> **Requirements**:
Check every line of the material below for the string "xlabel", and return the ones that have it.

> **Provided information**:
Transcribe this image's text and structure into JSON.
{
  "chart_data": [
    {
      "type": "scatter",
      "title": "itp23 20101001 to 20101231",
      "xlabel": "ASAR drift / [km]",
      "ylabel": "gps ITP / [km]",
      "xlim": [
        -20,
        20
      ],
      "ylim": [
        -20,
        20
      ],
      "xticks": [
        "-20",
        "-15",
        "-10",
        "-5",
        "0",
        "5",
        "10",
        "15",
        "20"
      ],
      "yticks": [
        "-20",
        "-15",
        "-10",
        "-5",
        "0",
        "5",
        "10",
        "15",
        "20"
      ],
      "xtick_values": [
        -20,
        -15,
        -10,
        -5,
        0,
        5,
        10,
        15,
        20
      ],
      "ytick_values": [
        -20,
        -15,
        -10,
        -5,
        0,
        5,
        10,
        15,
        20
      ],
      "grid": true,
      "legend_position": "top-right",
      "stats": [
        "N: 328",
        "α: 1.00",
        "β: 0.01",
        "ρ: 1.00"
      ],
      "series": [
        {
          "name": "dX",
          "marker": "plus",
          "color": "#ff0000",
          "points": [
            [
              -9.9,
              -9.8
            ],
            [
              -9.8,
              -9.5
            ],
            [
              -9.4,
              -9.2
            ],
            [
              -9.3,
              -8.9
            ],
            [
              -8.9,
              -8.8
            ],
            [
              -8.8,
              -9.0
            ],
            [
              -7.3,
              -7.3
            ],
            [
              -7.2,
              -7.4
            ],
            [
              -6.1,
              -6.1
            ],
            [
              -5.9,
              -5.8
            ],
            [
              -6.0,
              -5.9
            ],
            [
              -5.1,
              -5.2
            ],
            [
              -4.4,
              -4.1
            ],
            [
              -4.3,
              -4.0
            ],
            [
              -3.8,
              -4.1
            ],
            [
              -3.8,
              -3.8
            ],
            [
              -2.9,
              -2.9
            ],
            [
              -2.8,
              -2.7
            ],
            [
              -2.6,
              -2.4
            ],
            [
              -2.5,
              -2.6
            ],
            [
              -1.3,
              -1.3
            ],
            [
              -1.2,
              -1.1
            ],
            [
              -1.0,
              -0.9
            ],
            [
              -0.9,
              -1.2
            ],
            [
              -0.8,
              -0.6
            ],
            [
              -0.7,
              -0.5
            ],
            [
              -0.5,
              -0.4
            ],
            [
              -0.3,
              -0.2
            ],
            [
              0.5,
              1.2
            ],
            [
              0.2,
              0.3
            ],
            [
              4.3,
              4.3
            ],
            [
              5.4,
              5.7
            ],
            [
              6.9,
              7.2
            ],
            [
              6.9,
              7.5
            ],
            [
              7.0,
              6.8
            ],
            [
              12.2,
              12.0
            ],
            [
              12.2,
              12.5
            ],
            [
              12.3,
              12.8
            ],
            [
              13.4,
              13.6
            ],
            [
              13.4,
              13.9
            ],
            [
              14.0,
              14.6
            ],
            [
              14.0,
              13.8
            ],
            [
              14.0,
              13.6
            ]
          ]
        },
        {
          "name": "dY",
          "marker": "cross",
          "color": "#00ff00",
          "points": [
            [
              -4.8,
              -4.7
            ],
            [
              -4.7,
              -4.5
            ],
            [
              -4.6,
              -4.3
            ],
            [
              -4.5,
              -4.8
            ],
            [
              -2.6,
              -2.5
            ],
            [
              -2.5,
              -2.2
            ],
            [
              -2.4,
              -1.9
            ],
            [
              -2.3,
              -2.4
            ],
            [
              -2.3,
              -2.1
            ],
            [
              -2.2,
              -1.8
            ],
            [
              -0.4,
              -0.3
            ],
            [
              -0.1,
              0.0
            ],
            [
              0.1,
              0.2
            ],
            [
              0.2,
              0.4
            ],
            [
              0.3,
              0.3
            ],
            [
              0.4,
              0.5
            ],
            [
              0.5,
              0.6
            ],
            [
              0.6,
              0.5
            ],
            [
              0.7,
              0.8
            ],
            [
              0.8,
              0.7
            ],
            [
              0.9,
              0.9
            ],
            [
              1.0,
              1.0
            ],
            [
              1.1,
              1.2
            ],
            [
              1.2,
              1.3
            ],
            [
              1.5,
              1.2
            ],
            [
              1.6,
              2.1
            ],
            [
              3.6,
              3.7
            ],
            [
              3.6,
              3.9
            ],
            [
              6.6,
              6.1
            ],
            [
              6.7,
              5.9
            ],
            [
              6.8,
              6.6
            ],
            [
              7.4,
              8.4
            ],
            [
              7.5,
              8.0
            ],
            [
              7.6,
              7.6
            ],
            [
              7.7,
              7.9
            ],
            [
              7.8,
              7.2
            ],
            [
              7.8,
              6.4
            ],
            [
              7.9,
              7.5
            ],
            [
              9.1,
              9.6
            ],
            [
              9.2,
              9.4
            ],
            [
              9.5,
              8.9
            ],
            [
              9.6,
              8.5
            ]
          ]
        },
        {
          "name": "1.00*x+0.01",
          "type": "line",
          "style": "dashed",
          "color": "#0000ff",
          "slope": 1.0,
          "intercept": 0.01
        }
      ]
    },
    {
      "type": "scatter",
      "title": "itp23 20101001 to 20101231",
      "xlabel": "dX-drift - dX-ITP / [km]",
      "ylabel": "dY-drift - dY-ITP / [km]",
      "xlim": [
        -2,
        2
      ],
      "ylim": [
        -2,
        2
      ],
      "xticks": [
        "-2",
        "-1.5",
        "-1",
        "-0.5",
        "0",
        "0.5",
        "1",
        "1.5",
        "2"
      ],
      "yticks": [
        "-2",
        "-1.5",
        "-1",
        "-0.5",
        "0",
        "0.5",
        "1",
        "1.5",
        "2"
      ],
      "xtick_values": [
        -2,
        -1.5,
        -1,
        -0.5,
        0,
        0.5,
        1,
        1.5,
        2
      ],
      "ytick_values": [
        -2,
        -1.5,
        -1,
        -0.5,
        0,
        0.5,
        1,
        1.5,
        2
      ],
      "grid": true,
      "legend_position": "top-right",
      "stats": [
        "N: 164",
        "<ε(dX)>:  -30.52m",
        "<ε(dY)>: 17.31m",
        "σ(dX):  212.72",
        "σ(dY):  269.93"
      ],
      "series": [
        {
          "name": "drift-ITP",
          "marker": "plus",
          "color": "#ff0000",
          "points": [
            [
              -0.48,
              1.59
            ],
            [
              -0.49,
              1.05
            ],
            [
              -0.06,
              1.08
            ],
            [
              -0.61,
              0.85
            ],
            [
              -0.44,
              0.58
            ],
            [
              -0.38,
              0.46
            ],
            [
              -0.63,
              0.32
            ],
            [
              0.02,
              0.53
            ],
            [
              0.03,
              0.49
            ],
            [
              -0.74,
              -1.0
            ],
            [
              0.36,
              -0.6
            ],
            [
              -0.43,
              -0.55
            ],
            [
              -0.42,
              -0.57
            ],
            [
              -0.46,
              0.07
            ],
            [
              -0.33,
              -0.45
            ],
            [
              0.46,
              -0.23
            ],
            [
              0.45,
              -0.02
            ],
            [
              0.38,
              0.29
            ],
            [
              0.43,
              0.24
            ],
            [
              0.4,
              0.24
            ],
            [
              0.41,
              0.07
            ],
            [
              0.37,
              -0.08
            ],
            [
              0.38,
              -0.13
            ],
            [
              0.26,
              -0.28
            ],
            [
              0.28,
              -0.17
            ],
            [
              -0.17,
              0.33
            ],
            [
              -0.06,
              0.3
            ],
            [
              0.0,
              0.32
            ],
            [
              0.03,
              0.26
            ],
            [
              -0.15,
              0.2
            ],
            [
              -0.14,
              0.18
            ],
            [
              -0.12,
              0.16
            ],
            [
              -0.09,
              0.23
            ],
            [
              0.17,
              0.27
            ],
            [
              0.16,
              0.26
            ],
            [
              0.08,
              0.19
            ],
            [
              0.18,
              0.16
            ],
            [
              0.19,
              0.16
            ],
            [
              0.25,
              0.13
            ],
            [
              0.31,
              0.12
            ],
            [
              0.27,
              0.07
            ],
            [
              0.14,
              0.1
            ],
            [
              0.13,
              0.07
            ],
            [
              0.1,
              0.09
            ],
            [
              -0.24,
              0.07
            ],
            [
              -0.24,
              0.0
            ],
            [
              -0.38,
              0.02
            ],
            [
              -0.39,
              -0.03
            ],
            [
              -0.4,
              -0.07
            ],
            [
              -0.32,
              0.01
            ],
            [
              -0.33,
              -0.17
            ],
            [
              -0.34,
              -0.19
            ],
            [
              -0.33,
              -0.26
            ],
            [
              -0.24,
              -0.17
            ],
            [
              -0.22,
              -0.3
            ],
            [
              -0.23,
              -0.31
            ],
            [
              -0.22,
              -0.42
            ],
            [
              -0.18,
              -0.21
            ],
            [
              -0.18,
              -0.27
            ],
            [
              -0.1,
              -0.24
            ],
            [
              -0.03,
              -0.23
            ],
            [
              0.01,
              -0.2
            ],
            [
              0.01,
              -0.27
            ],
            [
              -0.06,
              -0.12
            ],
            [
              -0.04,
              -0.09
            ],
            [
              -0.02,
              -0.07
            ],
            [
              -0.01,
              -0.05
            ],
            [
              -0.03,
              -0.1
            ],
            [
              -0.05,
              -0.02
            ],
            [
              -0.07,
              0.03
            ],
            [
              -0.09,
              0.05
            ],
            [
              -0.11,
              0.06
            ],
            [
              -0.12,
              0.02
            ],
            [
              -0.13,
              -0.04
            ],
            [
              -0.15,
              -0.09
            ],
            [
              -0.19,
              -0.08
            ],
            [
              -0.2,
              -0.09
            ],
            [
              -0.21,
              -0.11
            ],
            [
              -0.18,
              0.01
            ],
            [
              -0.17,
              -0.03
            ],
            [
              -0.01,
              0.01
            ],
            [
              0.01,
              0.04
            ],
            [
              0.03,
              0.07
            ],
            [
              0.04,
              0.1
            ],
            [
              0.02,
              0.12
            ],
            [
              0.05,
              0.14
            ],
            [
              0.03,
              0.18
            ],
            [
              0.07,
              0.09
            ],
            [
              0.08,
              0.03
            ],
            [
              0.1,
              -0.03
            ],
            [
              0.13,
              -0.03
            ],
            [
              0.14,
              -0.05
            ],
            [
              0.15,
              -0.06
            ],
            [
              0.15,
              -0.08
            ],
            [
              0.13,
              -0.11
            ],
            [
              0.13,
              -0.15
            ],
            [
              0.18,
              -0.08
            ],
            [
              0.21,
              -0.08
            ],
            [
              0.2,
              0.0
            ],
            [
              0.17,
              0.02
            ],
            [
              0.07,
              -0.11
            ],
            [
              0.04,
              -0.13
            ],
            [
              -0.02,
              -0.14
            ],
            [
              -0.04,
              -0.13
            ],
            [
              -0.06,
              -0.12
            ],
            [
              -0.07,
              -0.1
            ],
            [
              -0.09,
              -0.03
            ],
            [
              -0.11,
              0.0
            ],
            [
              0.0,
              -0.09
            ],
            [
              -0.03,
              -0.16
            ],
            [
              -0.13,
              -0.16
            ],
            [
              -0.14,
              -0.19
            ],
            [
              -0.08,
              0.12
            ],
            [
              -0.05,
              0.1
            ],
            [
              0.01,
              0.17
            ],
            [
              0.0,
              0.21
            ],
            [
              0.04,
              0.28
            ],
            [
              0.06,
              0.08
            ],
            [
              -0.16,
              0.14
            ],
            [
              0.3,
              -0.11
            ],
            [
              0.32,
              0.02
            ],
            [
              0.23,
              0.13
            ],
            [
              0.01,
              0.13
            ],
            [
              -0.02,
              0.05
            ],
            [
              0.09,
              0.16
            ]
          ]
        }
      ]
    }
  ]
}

> **The answer**:
      "xlabel": "ASAR drift / [km]",
      "xlabel": "dX-drift - dX-ITP / [km]",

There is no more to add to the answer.